[begin DATA FOR THIS TASK]

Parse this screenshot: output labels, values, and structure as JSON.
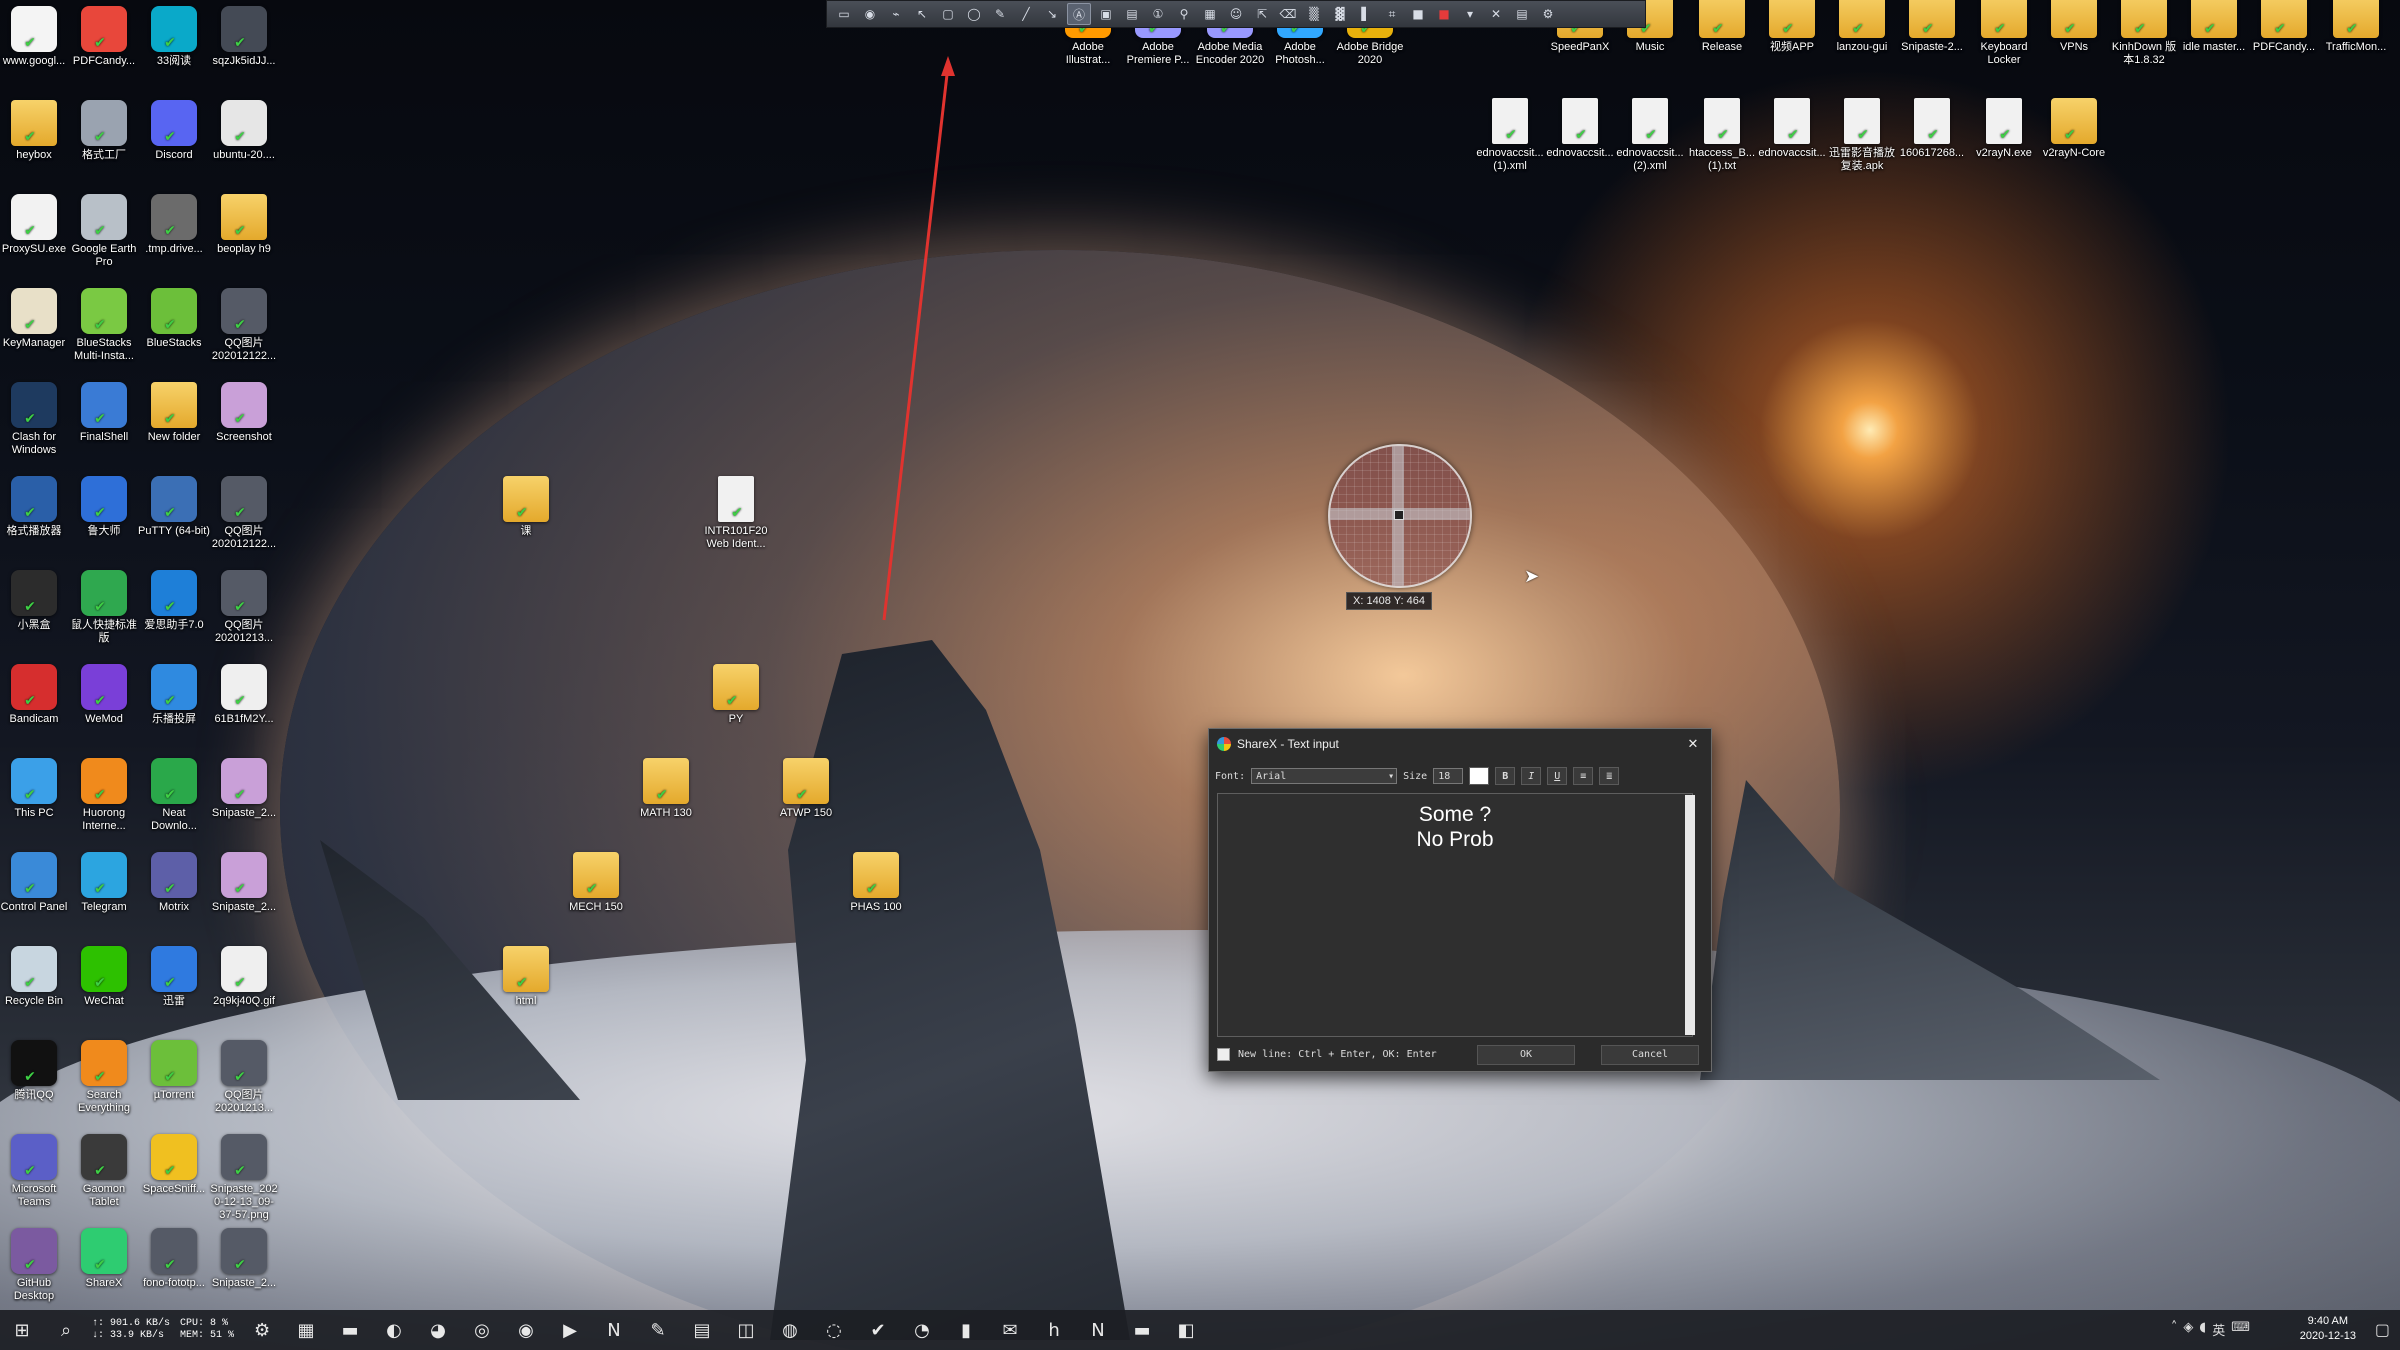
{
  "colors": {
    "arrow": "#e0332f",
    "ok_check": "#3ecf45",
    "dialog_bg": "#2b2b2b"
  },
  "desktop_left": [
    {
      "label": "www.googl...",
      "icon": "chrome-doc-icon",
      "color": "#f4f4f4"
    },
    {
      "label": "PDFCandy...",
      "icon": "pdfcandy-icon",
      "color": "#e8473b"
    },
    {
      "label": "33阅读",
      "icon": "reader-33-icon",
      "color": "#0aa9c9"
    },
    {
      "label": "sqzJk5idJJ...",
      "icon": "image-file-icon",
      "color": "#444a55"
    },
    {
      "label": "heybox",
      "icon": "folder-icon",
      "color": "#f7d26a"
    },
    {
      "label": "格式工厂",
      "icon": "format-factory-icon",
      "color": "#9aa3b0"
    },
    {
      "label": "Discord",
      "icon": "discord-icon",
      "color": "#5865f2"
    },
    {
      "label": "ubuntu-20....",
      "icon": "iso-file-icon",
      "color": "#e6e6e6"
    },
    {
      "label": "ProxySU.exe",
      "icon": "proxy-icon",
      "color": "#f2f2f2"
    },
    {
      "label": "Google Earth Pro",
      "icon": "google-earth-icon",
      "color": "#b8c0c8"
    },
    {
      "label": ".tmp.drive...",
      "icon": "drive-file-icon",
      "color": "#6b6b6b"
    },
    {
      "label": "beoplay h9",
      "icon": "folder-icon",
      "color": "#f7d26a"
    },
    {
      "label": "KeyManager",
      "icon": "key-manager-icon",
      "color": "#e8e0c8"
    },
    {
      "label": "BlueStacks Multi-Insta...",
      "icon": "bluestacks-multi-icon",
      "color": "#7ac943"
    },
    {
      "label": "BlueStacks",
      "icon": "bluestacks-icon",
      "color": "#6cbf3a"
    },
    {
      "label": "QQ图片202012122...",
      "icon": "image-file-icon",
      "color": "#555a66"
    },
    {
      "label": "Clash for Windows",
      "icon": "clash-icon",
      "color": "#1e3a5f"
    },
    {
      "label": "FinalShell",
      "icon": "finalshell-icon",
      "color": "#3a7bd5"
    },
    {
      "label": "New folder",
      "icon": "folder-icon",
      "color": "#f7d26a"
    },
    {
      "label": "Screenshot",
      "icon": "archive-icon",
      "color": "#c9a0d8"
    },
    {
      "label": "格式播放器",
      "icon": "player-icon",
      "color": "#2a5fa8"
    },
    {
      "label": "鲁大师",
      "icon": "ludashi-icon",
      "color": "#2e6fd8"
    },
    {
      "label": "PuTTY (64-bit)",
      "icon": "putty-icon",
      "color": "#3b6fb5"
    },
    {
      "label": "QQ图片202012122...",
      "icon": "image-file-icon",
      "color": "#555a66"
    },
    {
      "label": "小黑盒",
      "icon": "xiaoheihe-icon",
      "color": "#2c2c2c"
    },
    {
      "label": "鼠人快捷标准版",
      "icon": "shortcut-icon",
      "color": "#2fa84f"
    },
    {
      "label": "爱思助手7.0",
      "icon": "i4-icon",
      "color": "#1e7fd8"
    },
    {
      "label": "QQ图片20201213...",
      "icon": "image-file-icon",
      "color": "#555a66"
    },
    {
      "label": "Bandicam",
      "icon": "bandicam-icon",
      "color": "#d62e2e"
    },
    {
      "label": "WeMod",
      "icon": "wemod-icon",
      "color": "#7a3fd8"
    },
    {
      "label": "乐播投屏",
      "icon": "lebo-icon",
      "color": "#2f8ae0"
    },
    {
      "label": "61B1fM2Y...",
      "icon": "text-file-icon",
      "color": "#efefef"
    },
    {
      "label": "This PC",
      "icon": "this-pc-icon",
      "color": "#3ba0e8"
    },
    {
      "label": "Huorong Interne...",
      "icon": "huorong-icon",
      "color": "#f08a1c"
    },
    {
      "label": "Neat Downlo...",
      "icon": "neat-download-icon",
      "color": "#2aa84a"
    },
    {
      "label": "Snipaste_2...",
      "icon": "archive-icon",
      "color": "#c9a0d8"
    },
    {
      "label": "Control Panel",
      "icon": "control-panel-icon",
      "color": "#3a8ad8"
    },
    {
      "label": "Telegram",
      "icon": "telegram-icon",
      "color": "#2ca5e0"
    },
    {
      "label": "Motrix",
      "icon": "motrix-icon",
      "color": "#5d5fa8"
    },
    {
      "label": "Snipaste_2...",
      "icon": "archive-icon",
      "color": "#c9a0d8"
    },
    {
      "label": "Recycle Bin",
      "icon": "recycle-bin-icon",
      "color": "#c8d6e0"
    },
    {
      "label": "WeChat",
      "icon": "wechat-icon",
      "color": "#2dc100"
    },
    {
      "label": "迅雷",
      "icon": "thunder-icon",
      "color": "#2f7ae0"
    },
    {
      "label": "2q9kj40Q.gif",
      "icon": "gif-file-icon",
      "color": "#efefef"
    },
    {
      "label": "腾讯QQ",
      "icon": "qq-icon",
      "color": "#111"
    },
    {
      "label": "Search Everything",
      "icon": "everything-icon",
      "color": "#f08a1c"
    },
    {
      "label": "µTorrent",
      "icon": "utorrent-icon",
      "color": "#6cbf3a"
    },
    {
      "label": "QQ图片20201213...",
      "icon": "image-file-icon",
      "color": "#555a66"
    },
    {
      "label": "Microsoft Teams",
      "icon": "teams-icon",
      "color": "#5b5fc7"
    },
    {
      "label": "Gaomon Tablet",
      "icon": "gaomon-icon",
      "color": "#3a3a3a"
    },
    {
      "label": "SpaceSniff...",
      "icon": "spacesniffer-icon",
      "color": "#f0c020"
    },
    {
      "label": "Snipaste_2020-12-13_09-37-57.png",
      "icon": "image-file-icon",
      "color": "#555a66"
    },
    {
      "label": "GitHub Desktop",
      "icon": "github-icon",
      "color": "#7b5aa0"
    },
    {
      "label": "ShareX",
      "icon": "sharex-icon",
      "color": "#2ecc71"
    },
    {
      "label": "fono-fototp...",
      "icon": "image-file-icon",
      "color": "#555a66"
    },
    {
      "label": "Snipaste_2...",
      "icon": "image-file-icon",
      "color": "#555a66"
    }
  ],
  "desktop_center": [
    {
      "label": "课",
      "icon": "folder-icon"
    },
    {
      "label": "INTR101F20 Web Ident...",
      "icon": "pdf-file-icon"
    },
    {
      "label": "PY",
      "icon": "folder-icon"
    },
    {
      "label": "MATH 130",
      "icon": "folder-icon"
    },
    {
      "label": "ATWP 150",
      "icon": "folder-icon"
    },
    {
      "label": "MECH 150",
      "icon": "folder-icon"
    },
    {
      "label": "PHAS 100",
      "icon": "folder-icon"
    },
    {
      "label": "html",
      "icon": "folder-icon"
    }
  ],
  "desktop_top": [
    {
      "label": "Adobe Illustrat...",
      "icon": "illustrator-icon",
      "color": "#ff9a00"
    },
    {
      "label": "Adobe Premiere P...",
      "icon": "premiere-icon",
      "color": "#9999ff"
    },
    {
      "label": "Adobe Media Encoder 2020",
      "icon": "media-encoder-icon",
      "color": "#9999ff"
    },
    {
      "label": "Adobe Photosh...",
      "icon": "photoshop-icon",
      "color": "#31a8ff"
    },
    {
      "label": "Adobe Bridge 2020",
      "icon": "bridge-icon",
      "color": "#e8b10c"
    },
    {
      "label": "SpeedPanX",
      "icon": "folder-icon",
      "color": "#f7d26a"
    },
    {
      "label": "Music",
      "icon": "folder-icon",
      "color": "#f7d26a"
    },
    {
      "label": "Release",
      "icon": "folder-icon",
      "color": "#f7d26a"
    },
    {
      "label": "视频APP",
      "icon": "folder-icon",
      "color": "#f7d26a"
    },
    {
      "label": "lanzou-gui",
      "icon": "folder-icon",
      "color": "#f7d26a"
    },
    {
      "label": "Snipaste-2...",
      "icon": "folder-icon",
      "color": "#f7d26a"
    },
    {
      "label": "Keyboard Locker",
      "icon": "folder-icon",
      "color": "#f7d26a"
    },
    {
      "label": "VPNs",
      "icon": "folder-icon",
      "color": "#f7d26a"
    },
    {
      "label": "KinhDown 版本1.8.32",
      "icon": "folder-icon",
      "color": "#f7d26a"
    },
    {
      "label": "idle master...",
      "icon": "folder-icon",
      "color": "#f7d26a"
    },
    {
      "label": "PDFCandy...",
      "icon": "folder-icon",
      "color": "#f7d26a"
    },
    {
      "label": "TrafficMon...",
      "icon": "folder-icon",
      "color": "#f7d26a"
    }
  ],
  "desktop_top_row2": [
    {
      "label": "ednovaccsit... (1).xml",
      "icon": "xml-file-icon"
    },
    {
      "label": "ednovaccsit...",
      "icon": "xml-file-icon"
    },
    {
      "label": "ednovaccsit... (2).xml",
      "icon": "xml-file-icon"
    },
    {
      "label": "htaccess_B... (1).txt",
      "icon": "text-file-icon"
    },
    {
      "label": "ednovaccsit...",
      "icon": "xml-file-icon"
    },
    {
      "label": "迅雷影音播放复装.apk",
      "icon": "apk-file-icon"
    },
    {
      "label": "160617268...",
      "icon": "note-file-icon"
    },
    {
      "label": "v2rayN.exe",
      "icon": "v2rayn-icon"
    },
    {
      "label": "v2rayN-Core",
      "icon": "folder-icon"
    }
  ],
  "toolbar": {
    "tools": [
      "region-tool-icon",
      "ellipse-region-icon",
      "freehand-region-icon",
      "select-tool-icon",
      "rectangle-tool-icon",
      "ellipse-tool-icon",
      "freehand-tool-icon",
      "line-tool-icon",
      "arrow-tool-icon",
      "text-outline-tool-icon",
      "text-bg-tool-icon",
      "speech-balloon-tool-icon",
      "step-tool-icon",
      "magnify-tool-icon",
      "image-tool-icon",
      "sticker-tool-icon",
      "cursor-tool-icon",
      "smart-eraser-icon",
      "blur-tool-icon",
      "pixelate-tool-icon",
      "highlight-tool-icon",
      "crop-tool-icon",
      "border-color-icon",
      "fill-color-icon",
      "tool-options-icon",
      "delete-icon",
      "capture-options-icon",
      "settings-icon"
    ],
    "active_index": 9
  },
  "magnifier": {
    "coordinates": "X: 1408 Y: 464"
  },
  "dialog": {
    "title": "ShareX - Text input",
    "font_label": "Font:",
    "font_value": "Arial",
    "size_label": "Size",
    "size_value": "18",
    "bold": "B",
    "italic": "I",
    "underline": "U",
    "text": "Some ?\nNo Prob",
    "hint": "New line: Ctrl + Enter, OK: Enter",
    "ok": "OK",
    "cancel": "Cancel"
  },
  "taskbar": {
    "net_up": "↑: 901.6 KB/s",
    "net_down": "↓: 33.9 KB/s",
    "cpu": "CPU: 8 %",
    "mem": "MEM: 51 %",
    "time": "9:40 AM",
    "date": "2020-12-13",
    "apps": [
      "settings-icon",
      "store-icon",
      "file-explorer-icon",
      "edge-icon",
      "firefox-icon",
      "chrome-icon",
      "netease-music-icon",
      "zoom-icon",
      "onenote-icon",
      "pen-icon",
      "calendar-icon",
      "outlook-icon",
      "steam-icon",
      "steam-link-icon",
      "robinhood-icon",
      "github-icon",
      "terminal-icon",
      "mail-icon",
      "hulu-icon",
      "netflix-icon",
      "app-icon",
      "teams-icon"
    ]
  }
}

[end DATA FOR THIS TASK]

_TASK DIRECTIONS_
Copy every line of the listing containing the string "ellipse".

_REPLY TO THE TASK_
      "ellipse-region-icon",
      "ellipse-tool-icon",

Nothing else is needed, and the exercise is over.